• Data for this exercise
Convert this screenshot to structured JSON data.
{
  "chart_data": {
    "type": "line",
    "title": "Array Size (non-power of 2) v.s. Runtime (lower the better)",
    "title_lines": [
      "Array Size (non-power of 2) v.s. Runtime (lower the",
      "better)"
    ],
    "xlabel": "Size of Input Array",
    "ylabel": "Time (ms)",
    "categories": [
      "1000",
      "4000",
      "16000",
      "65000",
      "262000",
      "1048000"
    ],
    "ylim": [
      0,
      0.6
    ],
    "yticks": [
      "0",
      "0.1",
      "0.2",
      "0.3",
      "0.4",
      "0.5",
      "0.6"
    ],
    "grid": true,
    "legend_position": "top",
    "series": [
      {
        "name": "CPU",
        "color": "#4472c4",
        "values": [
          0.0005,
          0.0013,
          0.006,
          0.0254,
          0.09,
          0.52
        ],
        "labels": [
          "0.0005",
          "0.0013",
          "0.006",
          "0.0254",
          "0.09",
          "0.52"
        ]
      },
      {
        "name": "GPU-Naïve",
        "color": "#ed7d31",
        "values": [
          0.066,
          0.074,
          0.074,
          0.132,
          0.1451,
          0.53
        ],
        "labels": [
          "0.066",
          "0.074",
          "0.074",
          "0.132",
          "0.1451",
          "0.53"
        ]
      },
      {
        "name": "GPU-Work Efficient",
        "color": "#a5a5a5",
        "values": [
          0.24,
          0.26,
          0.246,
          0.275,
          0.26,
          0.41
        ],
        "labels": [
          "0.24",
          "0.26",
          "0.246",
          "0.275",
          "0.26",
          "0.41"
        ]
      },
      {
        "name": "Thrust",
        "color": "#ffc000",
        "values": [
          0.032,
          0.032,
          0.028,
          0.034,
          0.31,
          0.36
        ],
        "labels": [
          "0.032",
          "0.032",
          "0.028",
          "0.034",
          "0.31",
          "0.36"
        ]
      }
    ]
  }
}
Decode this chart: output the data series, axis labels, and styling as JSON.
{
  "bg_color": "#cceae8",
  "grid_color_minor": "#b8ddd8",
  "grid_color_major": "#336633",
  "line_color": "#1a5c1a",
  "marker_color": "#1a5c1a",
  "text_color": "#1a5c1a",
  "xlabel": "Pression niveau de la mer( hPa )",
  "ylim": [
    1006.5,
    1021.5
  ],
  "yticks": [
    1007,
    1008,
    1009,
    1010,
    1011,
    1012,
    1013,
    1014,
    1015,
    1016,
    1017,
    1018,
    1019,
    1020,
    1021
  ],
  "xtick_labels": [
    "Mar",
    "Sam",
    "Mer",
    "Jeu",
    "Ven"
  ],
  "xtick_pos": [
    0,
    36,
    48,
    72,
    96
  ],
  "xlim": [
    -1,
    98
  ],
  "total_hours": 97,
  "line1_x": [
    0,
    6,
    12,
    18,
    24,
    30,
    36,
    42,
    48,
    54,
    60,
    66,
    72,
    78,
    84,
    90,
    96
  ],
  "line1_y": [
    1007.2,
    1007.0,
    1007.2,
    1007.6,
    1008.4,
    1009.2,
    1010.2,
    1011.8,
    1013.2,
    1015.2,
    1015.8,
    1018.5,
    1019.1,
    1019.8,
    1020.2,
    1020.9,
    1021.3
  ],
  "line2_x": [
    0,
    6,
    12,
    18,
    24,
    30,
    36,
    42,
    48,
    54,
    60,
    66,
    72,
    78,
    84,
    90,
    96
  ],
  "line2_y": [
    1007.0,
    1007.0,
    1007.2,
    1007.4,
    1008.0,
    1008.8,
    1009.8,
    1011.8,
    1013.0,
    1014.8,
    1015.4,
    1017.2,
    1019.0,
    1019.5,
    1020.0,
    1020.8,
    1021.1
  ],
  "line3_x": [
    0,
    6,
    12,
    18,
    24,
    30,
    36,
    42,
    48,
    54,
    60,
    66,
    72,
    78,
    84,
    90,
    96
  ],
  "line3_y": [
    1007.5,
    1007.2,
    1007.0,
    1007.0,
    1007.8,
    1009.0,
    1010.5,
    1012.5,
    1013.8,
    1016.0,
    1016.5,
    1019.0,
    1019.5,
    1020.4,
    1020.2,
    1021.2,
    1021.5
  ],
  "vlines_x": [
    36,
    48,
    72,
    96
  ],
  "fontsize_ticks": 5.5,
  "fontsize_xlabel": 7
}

• Requirements
Using the exact wording, write out all of the records.

• Task answer
Convert this screenshot to structured JSON data.
{
  "chart_data": {
    "type": "line",
    "title": "Array Size (non-power of 2) v.s. Runtime (lower the better)",
    "title_lines": [
      "Array Size (non-power of 2) v.s. Runtime (lower the",
      "better)"
    ],
    "xlabel": "Size of Input Array",
    "ylabel": "Time (ms)",
    "categories": [
      "1000",
      "4000",
      "16000",
      "65000",
      "262000",
      "1048000"
    ],
    "ylim": [
      0,
      0.6
    ],
    "yticks": [
      "0",
      "0.1",
      "0.2",
      "0.3",
      "0.4",
      "0.5",
      "0.6"
    ],
    "grid": true,
    "legend_position": "top",
    "series": [
      {
        "name": "CPU",
        "color": "#4472c4",
        "values": [
          0.0005,
          0.0013,
          0.006,
          0.0254,
          0.09,
          0.52
        ],
        "labels": [
          "0.0005",
          "0.0013",
          "0.006",
          "0.0254",
          "0.09",
          "0.52"
        ]
      },
      {
        "name": "GPU-Naïve",
        "color": "#ed7d31",
        "values": [
          0.066,
          0.074,
          0.074,
          0.132,
          0.1451,
          0.53
        ],
        "labels": [
          "0.066",
          "0.074",
          "0.074",
          "0.132",
          "0.1451",
          "0.53"
        ]
      },
      {
        "name": "GPU-Work Efficient",
        "color": "#a5a5a5",
        "values": [
          0.24,
          0.26,
          0.246,
          0.275,
          0.26,
          0.41
        ],
        "labels": [
          "0.24",
          "0.26",
          "0.246",
          "0.275",
          "0.26",
          "0.41"
        ]
      },
      {
        "name": "Thrust",
        "color": "#ffc000",
        "values": [
          0.032,
          0.032,
          0.028,
          0.034,
          0.31,
          0.36
        ],
        "labels": [
          "0.032",
          "0.032",
          "0.028",
          "0.034",
          "0.31",
          "0.36"
        ]
      }
    ]
  }
}
Decode this chart: output the data series, axis labels, and styling as JSON.
{
  "bg_color": "#cceae8",
  "grid_color_minor": "#b8ddd8",
  "grid_color_major": "#336633",
  "line_color": "#1a5c1a",
  "marker_color": "#1a5c1a",
  "text_color": "#1a5c1a",
  "xlabel": "Pression niveau de la mer( hPa )",
  "ylim": [
    1006.5,
    1021.5
  ],
  "yticks": [
    1007,
    1008,
    1009,
    1010,
    1011,
    1012,
    1013,
    1014,
    1015,
    1016,
    1017,
    1018,
    1019,
    1020,
    1021
  ],
  "xtick_labels": [
    "Mar",
    "Sam",
    "Mer",
    "Jeu",
    "Ven"
  ],
  "xtick_pos": [
    0,
    36,
    48,
    72,
    96
  ],
  "xlim": [
    -1,
    98
  ],
  "total_hours": 97,
  "line1_x": [
    0,
    6,
    12,
    18,
    24,
    30,
    36,
    42,
    48,
    54,
    60,
    66,
    72,
    78,
    84,
    90,
    96
  ],
  "line1_y": [
    1007.2,
    1007.0,
    1007.2,
    1007.6,
    1008.4,
    1009.2,
    1010.2,
    1011.8,
    1013.2,
    1015.2,
    1015.8,
    1018.5,
    1019.1,
    1019.8,
    1020.2,
    1020.9,
    1021.3
  ],
  "line2_x": [
    0,
    6,
    12,
    18,
    24,
    30,
    36,
    42,
    48,
    54,
    60,
    66,
    72,
    78,
    84,
    90,
    96
  ],
  "line2_y": [
    1007.0,
    1007.0,
    1007.2,
    1007.4,
    1008.0,
    1008.8,
    1009.8,
    1011.8,
    1013.0,
    1014.8,
    1015.4,
    1017.2,
    1019.0,
    1019.5,
    1020.0,
    1020.8,
    1021.1
  ],
  "line3_x": [
    0,
    6,
    12,
    18,
    24,
    30,
    36,
    42,
    48,
    54,
    60,
    66,
    72,
    78,
    84,
    90,
    96
  ],
  "line3_y": [
    1007.5,
    1007.2,
    1007.0,
    1007.0,
    1007.8,
    1009.0,
    1010.5,
    1012.5,
    1013.8,
    1016.0,
    1016.5,
    1019.0,
    1019.5,
    1020.4,
    1020.2,
    1021.2,
    1021.5
  ],
  "vlines_x": [
    36,
    48,
    72,
    96
  ],
  "fontsize_ticks": 5.5,
  "fontsize_xlabel": 7
}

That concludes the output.